Stated problem: Lines holding the string "interval" are the ones to copy from this listing.

[begin Exercise material]

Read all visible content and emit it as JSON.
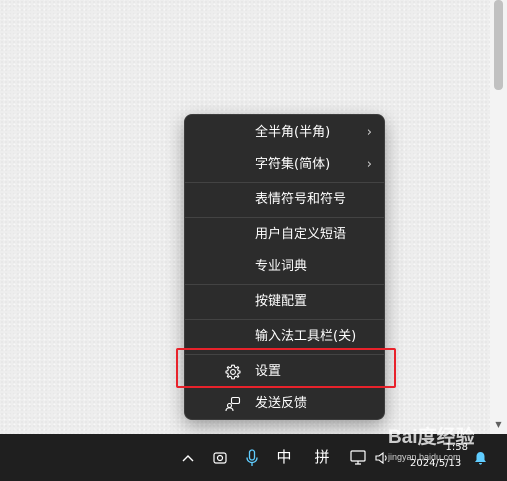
{
  "menu": {
    "items": [
      {
        "label": "全半角(半角)",
        "submenu": true
      },
      {
        "label": "字符集(简体)",
        "submenu": true
      },
      {
        "label": "表情符号和符号",
        "submenu": false
      },
      {
        "label": "用户自定义短语",
        "submenu": false
      },
      {
        "label": "专业词典",
        "submenu": false
      },
      {
        "label": "按键配置",
        "submenu": false
      },
      {
        "label": "输入法工具栏(关)",
        "submenu": false
      },
      {
        "label": "设置",
        "submenu": false,
        "icon": "gear-icon",
        "highlighted": true
      },
      {
        "label": "发送反馈",
        "submenu": false,
        "icon": "feedback-icon"
      }
    ],
    "chevron": "›",
    "highlight_color": "#e8222b"
  },
  "taskbar": {
    "chevron_up": "^",
    "ime_mode": "中",
    "ime_layout": "拼",
    "clock_time": "1:58",
    "clock_date": "2024/5/13",
    "mic_color": "#60cdff",
    "bell_color": "#60cdff"
  },
  "watermark": {
    "brand": "Bai度经验",
    "sub": "jingyan.baidu.com"
  },
  "scrollbar": {
    "down_arrow": "▼"
  }
}
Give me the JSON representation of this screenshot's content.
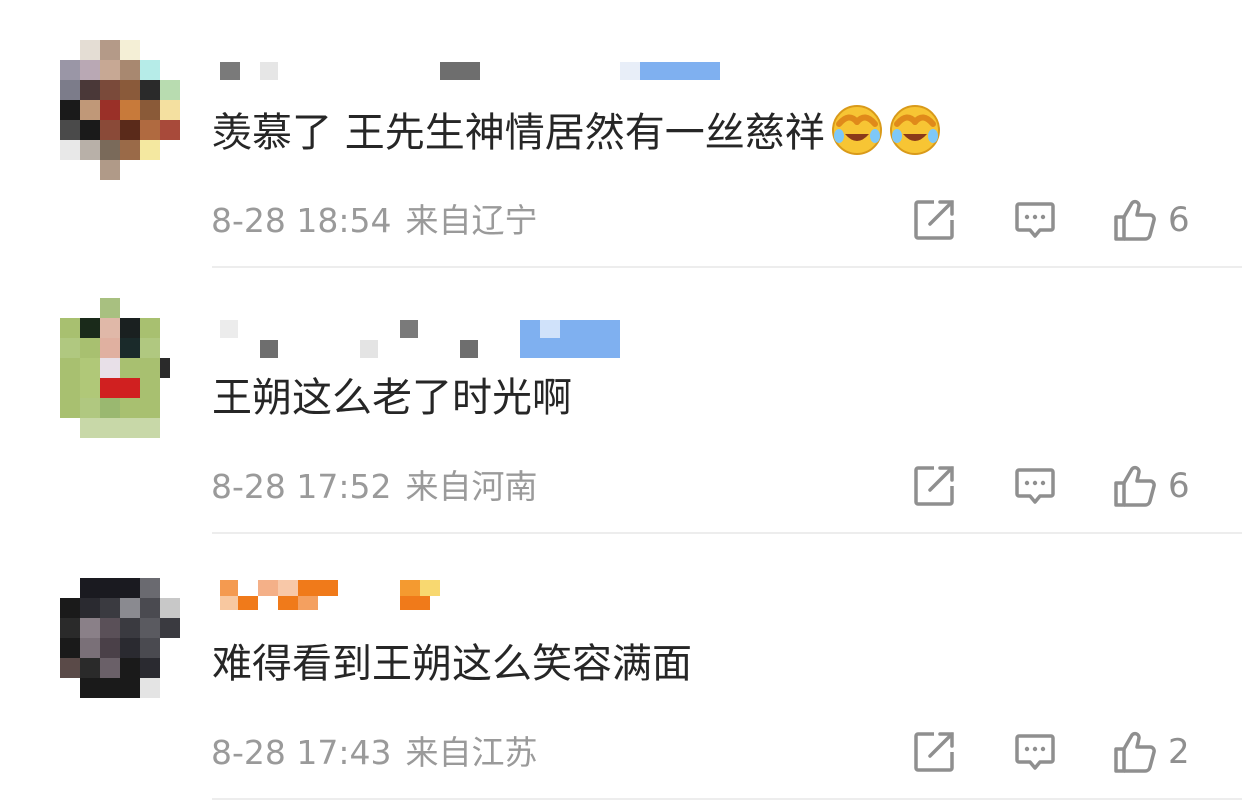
{
  "comments": [
    {
      "text": "羡慕了 王先生神情居然有一丝慈祥",
      "emojis": [
        "laughing-crying-emoji",
        "laughing-crying-emoji"
      ],
      "time": "8-28 18:54",
      "location": "来自辽宁",
      "likes": "6"
    },
    {
      "text": "王朔这么老了时光啊",
      "emojis": [],
      "time": "8-28 17:52",
      "location": "来自河南",
      "likes": "6"
    },
    {
      "text": "难得看到王朔这么笑容满面",
      "emojis": [],
      "time": "8-28 17:43",
      "location": "来自江苏",
      "likes": "2"
    }
  ],
  "icons": {
    "share": "share-icon",
    "reply": "comment-icon",
    "like": "thumbs-up-icon"
  },
  "colors": {
    "text": "#262626",
    "meta": "#9a9a9a",
    "icon": "#8f8f8f",
    "divider": "#ededed",
    "username_blurred_blue": "#7fb0f0",
    "username_blurred_orange": "#f07a1a"
  }
}
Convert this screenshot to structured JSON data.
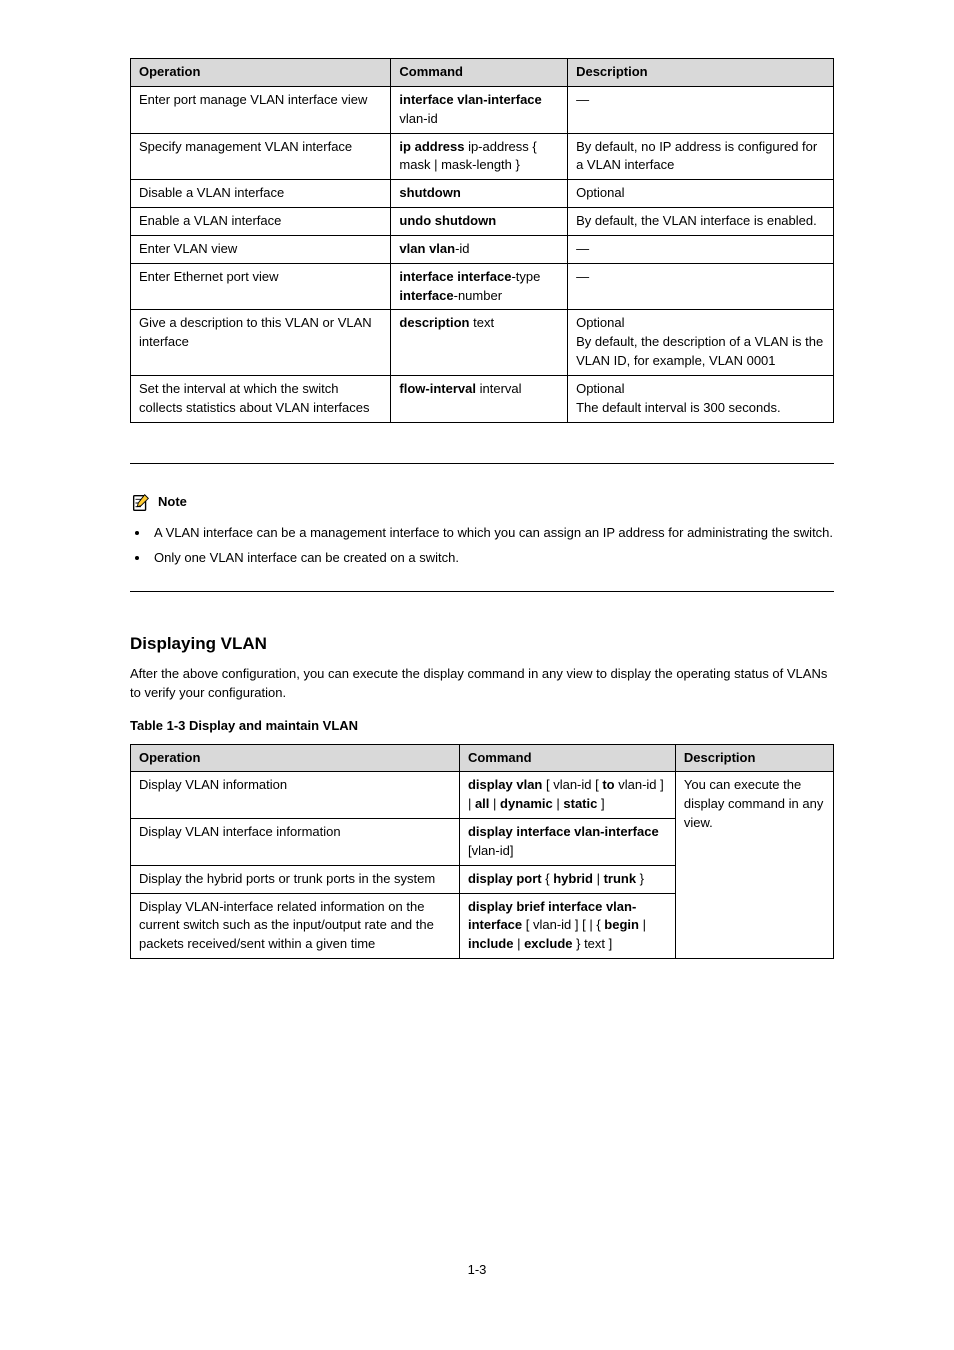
{
  "table1": {
    "head": [
      "Operation",
      "Command",
      "Description"
    ],
    "rows": [
      [
        "Enter port manage VLAN interface view",
        {
          "text": "interface vlan-interface vlan-id",
          "boldParts": [
            "interface vlan-interface"
          ]
        },
        "—"
      ],
      [
        "Specify management VLAN interface",
        {
          "text": "ip address ip-address { mask | mask-length }",
          "boldParts": [
            "ip address"
          ]
        },
        "By default, no IP address is configured for a VLAN interface"
      ],
      [
        "Disable a VLAN interface",
        {
          "text": "shutdown",
          "bold": true
        },
        "Optional"
      ],
      [
        "Enable a VLAN interface",
        {
          "text": "undo shutdown",
          "bold": true
        },
        "By default, the VLAN interface is enabled."
      ],
      [
        "Enter VLAN view",
        {
          "text": "vlan vlan-id",
          "boldParts": [
            "vlan"
          ]
        },
        "—"
      ],
      [
        "Enter Ethernet port view",
        {
          "text": "interface interface-type interface-number",
          "boldParts": [
            "interface"
          ]
        },
        "—"
      ],
      [
        "Give a description to this VLAN or VLAN interface",
        {
          "text": "description text",
          "boldParts": [
            "description"
          ]
        },
        "Optional\nBy default, the description of a VLAN is the VLAN ID, for example, VLAN 0001"
      ],
      [
        "Set the interval at which the switch collects statistics about VLAN interfaces",
        {
          "text": "flow-interval interval",
          "boldParts": [
            "flow-interval"
          ]
        },
        "Optional\nThe default interval is 300 seconds."
      ]
    ]
  },
  "note": {
    "label": "Note",
    "items": [
      "A VLAN interface can be a management interface to which you can assign an IP address for administrating the switch.",
      "Only one VLAN interface can be created on a switch."
    ]
  },
  "section": {
    "heading": "Displaying VLAN",
    "para": "After the above configuration, you can execute the display command in any view to display the operating status of VLANs to verify your configuration.",
    "caption": "Table 1-3 Display and maintain VLAN"
  },
  "table2": {
    "head": [
      "Operation",
      "Command",
      "Description"
    ],
    "rows": [
      [
        "Display VLAN information",
        {
          "text": "display vlan [ vlan-id [ to vlan-id ] | all | dynamic | static ]",
          "boldParts": [
            "display vlan",
            "to",
            "all",
            "dynamic",
            "static"
          ]
        },
        ""
      ],
      [
        "Display VLAN interface information",
        {
          "text": "display interface vlan-interface [vlan-id]",
          "boldParts": [
            "display interface vlan-interface"
          ]
        },
        "You can execute the display command in any view."
      ],
      [
        "Display the hybrid ports or trunk ports in the system",
        {
          "text": "display port { hybrid | trunk }",
          "boldParts": [
            "display port",
            "hybrid",
            "trunk"
          ]
        },
        ""
      ],
      [
        "Display VLAN-interface related information on the current switch such as the input/output rate and the packets received/sent within a given time",
        {
          "text": "display brief interface vlan-interface [ vlan-id ] [ | { begin | include | exclude } text ]",
          "boldParts": [
            "display brief interface vlan-interface",
            "begin",
            "include",
            "exclude"
          ]
        },
        ""
      ]
    ]
  },
  "pageNumber": "1-3"
}
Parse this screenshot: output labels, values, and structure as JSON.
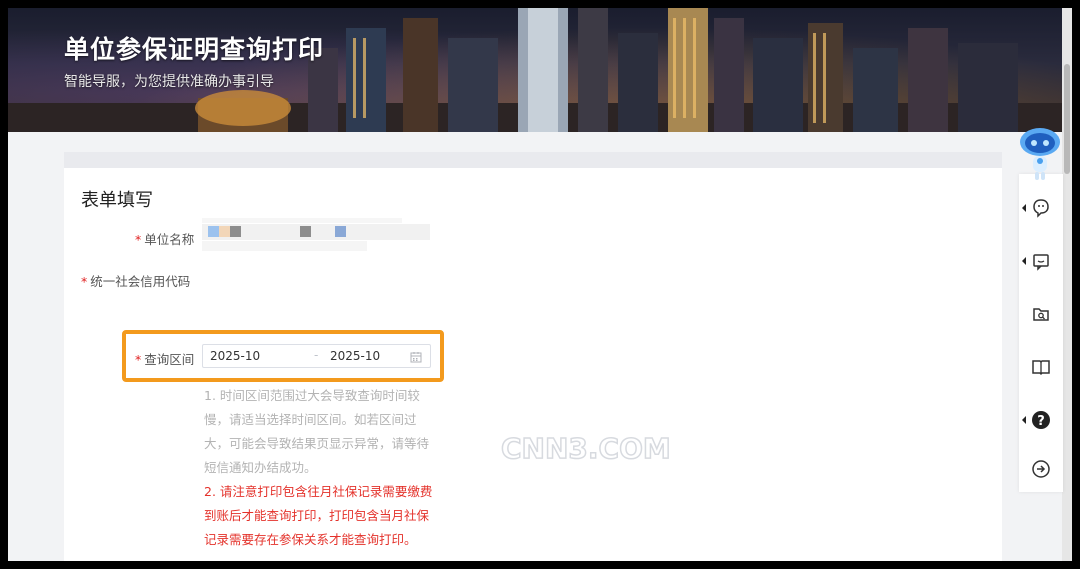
{
  "banner": {
    "title": "单位参保证明查询打印",
    "subtitle": "智能导服，为您提供准确办事引导"
  },
  "form": {
    "title": "表单填写",
    "fields": {
      "company_name": {
        "label": "单位名称",
        "required_mark": "*"
      },
      "credit_code": {
        "label": "统一社会信用代码",
        "required_mark": "*"
      },
      "query_range": {
        "label": "查询区间",
        "required_mark": "*",
        "start": "2025-10",
        "separator": "-",
        "end": "2025-10"
      }
    },
    "notes": {
      "gray": "1. 时间区间范围过大会导致查询时间较慢，请适当选择时间区间。如若区间过大，可能会导致结果页显示异常，请等待短信通知办结成功。",
      "red": "2. 请注意打印包含往月社保记录需要缴费到账后才能查询打印，打印包含当月社保记录需要存在参保关系才能查询打印。"
    }
  },
  "watermark": {
    "text": "CNN3.COM"
  },
  "side_tools": [
    "robot-assistant-icon",
    "chat-icon",
    "message-icon",
    "folder-search-icon",
    "book-icon",
    "help-icon",
    "exit-icon"
  ],
  "colors": {
    "highlight": "#f39a1d",
    "required": "#e02020",
    "note_red": "#e4322b"
  }
}
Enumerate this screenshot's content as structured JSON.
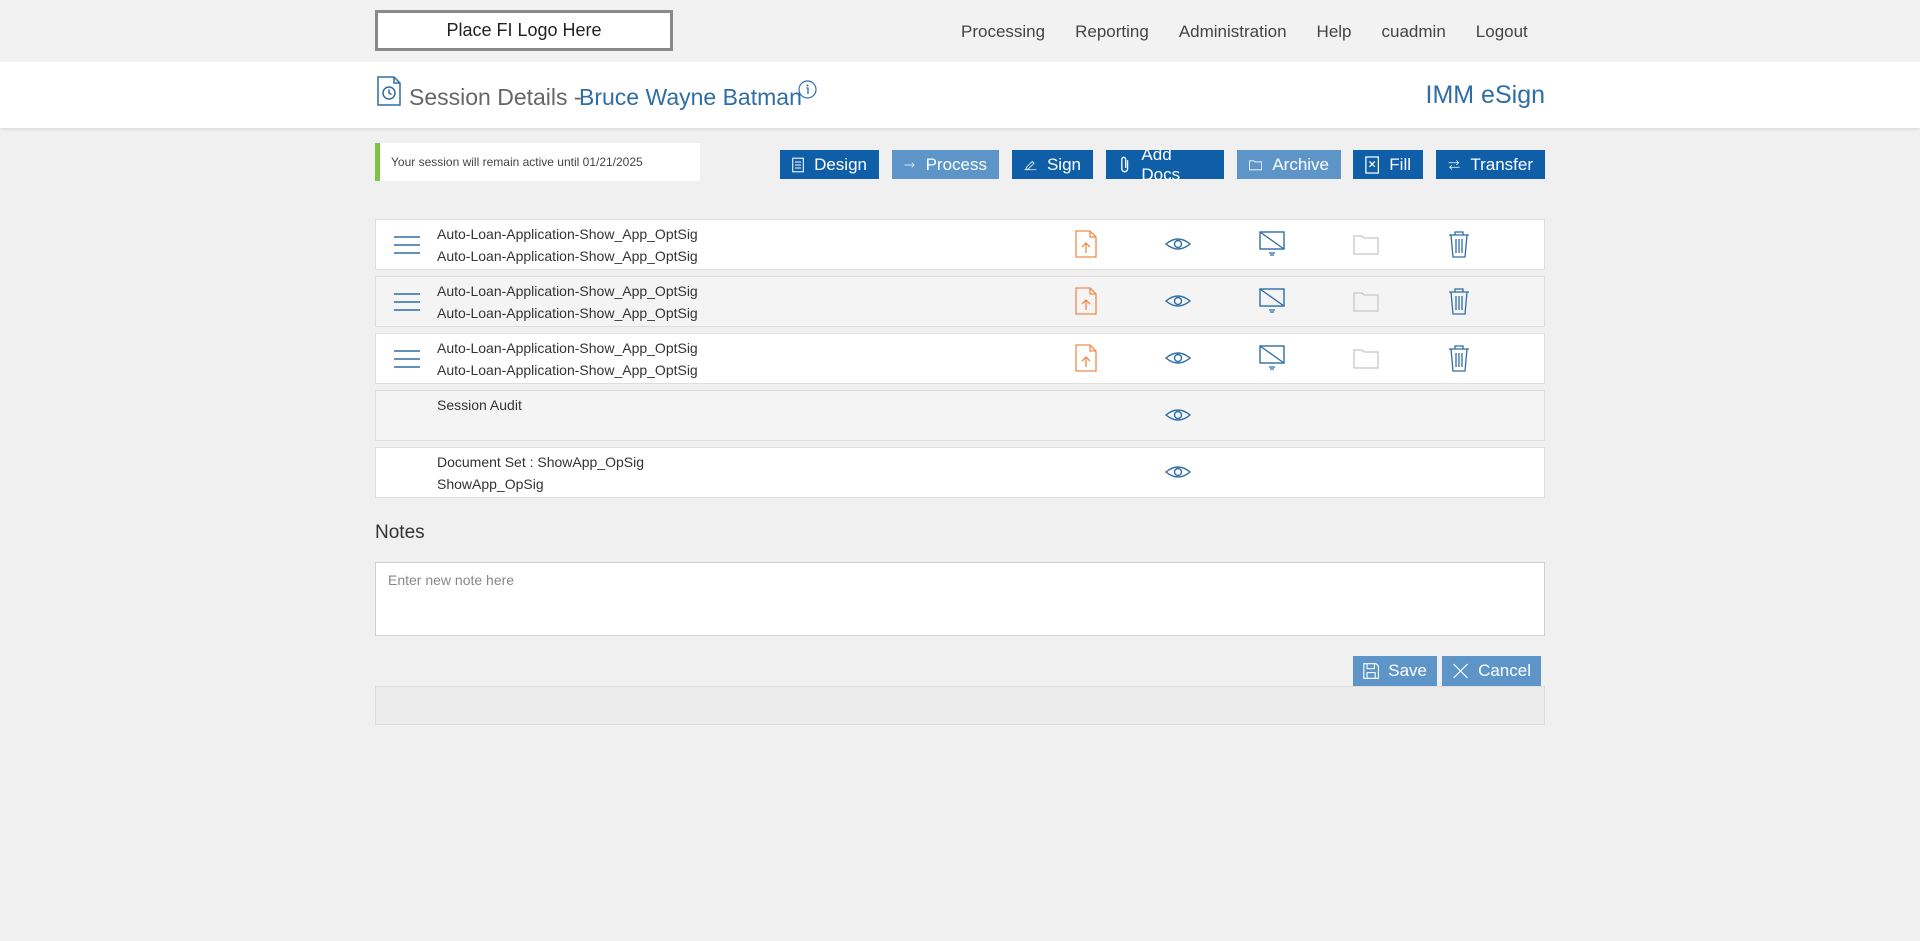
{
  "topnav": {
    "logo_text": "Place FI Logo Here",
    "items": [
      "Processing",
      "Reporting",
      "Administration",
      "Help",
      "cuadmin",
      "Logout"
    ]
  },
  "header": {
    "title": "Session Details -",
    "customer_name": "Bruce Wayne Batman",
    "brand": "IMM eSign"
  },
  "notice": {
    "text": "Your session will remain active until 01/21/2025"
  },
  "toolbar": {
    "design": "Design",
    "process": "Process",
    "sign": "Sign",
    "add_docs": "Add Docs",
    "archive": "Archive",
    "fill": "Fill",
    "transfer": "Transfer"
  },
  "documents": [
    {
      "line1": "Auto-Loan-Application-Show_App_OptSig",
      "line2": "Auto-Loan-Application-Show_App_OptSig"
    },
    {
      "line1": "Auto-Loan-Application-Show_App_OptSig",
      "line2": "Auto-Loan-Application-Show_App_OptSig"
    },
    {
      "line1": "Auto-Loan-Application-Show_App_OptSig",
      "line2": "Auto-Loan-Application-Show_App_OptSig"
    }
  ],
  "audit": {
    "label": "Session Audit"
  },
  "document_set": {
    "line1": "Document Set : ShowApp_OpSig",
    "line2": "ShowApp_OpSig"
  },
  "notes": {
    "title": "Notes",
    "placeholder": "Enter new note here",
    "save": "Save",
    "cancel": "Cancel"
  },
  "colors": {
    "primary_button": "#0f5fa8",
    "secondary_button": "#5d95c9",
    "accent_text": "#2f6da6",
    "upload_icon": "#f08a4b",
    "notice_border": "#7cc243"
  },
  "icons": {
    "doc_actions": [
      "upload-document-icon",
      "eye-icon",
      "monitor-off-icon",
      "folder-icon",
      "trash-icon"
    ]
  }
}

[end Exercise material]

Solution to the problem:
        "Set the interval at which the switch collects statistics about VLAN interfaces",
          "text": "flow-interval interval",
            "flow-interval"
        "Optional\nThe default interval is 300 seconds."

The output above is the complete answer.